■ **PROBLEM**
In the entries that follow, count each line containing "name" and state the total, nothing more.

[Dataset records]

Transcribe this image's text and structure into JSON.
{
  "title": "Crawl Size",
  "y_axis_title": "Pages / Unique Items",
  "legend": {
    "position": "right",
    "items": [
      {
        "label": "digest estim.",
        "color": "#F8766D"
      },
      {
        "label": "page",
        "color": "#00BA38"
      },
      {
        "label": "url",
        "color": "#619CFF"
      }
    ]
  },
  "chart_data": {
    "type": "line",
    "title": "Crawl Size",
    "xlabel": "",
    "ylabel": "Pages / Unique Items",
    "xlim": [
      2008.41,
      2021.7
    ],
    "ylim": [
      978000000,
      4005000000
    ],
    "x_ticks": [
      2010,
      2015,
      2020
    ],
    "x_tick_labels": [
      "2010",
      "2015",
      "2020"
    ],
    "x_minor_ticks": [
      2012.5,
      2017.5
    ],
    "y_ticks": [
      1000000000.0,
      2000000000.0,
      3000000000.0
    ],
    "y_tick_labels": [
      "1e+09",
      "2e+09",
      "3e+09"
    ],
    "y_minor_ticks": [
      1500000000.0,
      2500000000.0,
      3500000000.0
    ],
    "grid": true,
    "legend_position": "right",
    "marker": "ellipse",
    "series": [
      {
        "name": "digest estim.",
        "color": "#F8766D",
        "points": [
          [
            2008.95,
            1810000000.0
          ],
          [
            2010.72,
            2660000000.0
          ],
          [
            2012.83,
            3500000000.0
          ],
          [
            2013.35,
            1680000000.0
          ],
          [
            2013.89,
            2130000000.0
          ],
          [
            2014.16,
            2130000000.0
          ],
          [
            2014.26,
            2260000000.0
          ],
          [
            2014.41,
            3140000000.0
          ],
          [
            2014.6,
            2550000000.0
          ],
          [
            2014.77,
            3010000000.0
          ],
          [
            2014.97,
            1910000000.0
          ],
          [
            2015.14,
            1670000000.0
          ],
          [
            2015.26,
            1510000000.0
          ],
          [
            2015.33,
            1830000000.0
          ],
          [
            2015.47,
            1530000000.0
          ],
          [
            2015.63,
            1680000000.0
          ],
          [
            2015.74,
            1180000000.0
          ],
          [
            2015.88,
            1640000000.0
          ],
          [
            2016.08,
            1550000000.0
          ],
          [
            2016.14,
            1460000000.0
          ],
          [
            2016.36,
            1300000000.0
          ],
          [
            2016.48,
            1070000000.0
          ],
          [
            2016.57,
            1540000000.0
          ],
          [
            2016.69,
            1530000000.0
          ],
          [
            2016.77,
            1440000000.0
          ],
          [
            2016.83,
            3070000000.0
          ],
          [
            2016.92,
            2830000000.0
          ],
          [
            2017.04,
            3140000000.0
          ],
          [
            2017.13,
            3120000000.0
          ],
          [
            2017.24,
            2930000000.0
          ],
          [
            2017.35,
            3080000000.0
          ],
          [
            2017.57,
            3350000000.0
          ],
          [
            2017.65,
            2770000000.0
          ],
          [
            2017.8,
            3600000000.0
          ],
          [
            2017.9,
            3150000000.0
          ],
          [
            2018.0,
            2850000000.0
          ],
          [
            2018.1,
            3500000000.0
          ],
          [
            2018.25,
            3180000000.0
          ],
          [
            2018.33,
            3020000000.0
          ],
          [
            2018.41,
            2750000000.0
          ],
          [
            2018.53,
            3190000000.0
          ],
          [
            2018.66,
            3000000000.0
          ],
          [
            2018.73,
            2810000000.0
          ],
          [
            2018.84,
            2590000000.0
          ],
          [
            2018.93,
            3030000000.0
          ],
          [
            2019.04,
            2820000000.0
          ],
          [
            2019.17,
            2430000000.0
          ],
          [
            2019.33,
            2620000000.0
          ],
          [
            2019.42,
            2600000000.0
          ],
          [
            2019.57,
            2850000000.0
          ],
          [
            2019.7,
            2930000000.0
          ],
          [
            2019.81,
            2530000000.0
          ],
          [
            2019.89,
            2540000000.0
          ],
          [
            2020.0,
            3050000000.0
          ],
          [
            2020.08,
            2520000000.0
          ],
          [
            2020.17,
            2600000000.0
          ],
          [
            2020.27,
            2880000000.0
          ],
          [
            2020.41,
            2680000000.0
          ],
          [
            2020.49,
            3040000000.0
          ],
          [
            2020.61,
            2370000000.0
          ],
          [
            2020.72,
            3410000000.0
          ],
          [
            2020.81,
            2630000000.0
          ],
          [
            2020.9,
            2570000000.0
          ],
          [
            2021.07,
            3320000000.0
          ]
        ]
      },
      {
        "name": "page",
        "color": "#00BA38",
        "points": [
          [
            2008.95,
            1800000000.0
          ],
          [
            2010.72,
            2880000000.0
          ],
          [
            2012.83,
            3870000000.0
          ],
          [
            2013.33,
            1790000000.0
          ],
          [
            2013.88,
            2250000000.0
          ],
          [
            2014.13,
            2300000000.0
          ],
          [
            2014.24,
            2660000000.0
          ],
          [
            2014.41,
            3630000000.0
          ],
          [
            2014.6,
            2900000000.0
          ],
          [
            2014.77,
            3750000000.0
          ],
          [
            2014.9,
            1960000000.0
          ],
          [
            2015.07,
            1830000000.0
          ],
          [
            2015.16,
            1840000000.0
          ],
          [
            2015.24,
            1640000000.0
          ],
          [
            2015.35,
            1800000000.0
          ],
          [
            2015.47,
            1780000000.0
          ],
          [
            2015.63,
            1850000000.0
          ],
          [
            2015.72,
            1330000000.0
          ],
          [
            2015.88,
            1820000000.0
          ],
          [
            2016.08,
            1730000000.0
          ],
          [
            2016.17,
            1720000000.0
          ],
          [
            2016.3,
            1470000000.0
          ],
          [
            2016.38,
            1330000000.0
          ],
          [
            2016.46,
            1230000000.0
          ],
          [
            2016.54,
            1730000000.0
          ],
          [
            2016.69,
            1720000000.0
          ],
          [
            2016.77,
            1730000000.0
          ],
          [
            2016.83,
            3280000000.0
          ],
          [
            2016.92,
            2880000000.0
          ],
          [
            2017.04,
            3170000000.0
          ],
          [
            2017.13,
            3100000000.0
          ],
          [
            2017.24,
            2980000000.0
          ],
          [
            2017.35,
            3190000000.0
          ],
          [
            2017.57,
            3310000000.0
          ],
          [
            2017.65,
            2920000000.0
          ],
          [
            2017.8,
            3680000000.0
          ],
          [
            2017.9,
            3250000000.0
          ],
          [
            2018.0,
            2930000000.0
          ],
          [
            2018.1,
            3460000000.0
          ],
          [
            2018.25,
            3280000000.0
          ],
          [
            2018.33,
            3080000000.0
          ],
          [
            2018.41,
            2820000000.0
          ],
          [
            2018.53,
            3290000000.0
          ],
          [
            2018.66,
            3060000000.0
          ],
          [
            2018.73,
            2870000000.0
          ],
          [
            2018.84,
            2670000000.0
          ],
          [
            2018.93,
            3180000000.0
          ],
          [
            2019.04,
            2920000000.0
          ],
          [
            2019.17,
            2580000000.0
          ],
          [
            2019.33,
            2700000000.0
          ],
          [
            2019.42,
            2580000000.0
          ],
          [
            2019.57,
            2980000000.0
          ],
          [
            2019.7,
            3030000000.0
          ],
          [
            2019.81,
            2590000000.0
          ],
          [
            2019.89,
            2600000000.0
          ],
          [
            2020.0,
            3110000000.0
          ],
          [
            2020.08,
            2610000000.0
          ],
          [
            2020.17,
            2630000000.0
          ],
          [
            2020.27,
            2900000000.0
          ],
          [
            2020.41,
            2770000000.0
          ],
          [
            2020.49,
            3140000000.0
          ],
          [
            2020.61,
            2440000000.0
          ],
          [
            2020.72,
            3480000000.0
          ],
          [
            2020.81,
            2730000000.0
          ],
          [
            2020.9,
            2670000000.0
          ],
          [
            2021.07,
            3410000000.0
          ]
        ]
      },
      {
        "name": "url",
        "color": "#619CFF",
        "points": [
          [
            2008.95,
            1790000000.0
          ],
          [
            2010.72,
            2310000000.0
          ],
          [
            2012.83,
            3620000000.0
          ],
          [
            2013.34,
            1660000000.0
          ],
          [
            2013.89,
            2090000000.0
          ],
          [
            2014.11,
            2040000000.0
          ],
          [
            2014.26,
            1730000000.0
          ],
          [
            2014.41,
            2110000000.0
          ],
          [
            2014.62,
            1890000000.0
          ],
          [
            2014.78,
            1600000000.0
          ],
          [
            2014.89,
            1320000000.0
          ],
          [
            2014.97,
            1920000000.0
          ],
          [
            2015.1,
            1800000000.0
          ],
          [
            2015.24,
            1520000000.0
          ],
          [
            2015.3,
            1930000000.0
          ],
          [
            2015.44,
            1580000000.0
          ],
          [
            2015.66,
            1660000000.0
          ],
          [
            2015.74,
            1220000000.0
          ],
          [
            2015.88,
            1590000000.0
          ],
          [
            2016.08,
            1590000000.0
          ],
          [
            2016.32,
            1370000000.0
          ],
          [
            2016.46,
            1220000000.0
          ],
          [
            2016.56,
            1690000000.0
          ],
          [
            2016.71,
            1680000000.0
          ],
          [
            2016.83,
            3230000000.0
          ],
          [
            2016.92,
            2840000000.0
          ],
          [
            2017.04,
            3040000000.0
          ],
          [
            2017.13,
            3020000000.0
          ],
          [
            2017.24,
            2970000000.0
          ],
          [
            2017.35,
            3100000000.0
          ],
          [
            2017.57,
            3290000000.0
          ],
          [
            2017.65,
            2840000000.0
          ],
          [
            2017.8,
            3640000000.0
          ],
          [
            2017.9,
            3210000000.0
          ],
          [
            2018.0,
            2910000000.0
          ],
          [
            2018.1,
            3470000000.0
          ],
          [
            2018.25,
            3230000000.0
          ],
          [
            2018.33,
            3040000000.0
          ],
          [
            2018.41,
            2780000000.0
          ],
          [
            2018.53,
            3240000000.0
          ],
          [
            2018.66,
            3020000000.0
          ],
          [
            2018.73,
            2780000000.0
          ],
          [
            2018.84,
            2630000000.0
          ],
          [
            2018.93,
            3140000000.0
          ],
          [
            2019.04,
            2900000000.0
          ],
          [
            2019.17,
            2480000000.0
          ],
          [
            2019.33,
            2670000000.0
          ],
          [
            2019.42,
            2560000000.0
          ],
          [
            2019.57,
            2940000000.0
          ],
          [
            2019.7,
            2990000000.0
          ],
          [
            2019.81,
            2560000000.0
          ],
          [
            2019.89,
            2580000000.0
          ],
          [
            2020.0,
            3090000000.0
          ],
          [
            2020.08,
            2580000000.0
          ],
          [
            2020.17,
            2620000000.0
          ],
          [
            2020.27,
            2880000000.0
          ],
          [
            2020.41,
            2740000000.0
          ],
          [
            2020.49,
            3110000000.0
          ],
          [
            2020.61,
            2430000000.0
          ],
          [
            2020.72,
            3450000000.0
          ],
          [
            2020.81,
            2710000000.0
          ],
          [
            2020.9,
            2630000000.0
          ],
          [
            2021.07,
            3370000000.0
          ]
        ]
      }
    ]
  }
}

...

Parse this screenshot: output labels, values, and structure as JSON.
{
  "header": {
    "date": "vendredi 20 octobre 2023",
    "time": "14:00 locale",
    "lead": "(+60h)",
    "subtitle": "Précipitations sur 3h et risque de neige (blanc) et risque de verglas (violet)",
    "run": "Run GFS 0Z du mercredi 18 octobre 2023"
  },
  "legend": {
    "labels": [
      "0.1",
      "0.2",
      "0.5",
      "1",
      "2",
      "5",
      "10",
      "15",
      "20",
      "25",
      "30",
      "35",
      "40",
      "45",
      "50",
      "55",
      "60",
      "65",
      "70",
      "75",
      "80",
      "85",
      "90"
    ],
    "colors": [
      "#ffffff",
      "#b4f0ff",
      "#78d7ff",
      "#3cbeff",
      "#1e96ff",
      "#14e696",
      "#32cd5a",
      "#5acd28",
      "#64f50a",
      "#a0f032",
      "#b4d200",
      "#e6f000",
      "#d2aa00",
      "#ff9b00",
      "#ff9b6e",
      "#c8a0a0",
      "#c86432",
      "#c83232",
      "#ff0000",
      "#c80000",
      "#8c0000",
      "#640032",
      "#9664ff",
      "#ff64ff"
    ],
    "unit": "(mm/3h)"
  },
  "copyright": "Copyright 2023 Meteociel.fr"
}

■ **WRITTEN RESPONSE**
3